Stored data:

┌────────

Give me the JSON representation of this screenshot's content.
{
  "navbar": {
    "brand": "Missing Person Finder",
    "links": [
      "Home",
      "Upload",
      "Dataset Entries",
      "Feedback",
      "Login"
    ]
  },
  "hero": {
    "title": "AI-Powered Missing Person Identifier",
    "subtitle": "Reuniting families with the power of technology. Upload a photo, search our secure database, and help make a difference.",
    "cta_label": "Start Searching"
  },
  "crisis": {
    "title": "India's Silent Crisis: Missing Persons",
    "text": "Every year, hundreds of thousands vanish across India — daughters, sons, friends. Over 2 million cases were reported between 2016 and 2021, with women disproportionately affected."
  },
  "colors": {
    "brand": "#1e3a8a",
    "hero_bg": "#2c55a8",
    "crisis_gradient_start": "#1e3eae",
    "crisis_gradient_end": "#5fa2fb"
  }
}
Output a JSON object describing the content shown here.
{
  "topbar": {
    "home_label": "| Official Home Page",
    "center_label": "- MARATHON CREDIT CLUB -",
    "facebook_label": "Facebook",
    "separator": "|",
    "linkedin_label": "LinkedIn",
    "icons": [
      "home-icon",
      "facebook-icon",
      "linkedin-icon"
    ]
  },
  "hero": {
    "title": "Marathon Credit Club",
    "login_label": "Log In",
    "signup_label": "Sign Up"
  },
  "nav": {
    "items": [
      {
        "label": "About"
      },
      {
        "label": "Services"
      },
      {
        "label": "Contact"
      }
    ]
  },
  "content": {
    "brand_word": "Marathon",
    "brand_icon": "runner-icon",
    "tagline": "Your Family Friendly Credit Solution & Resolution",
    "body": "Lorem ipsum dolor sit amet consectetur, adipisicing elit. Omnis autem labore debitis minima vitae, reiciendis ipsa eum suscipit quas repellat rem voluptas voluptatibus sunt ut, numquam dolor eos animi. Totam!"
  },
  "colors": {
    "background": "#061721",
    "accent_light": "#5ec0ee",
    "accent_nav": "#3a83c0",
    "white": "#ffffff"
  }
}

└────────

Quote the entire listing above exactly.

Give me the JSON representation of this screenshot's content.
{
  "navbar": {
    "brand": "Missing Person Finder",
    "links": [
      "Home",
      "Upload",
      "Dataset Entries",
      "Feedback",
      "Login"
    ]
  },
  "hero": {
    "title": "AI-Powered Missing Person Identifier",
    "subtitle": "Reuniting families with the power of technology. Upload a photo, search our secure database, and help make a difference.",
    "cta_label": "Start Searching"
  },
  "crisis": {
    "title": "India's Silent Crisis: Missing Persons",
    "text": "Every year, hundreds of thousands vanish across India — daughters, sons, friends. Over 2 million cases were reported between 2016 and 2021, with women disproportionately affected."
  },
  "colors": {
    "brand": "#1e3a8a",
    "hero_bg": "#2c55a8",
    "crisis_gradient_start": "#1e3eae",
    "crisis_gradient_end": "#5fa2fb"
  }
}
Output a JSON object describing the content shown here.
{
  "topbar": {
    "home_label": "| Official Home Page",
    "center_label": "- MARATHON CREDIT CLUB -",
    "facebook_label": "Facebook",
    "separator": "|",
    "linkedin_label": "LinkedIn",
    "icons": [
      "home-icon",
      "facebook-icon",
      "linkedin-icon"
    ]
  },
  "hero": {
    "title": "Marathon Credit Club",
    "login_label": "Log In",
    "signup_label": "Sign Up"
  },
  "nav": {
    "items": [
      {
        "label": "About"
      },
      {
        "label": "Services"
      },
      {
        "label": "Contact"
      }
    ]
  },
  "content": {
    "brand_word": "Marathon",
    "brand_icon": "runner-icon",
    "tagline": "Your Family Friendly Credit Solution & Resolution",
    "body": "Lorem ipsum dolor sit amet consectetur, adipisicing elit. Omnis autem labore debitis minima vitae, reiciendis ipsa eum suscipit quas repellat rem voluptas voluptatibus sunt ut, numquam dolor eos animi. Totam!"
  },
  "colors": {
    "background": "#061721",
    "accent_light": "#5ec0ee",
    "accent_nav": "#3a83c0",
    "white": "#ffffff"
  }
}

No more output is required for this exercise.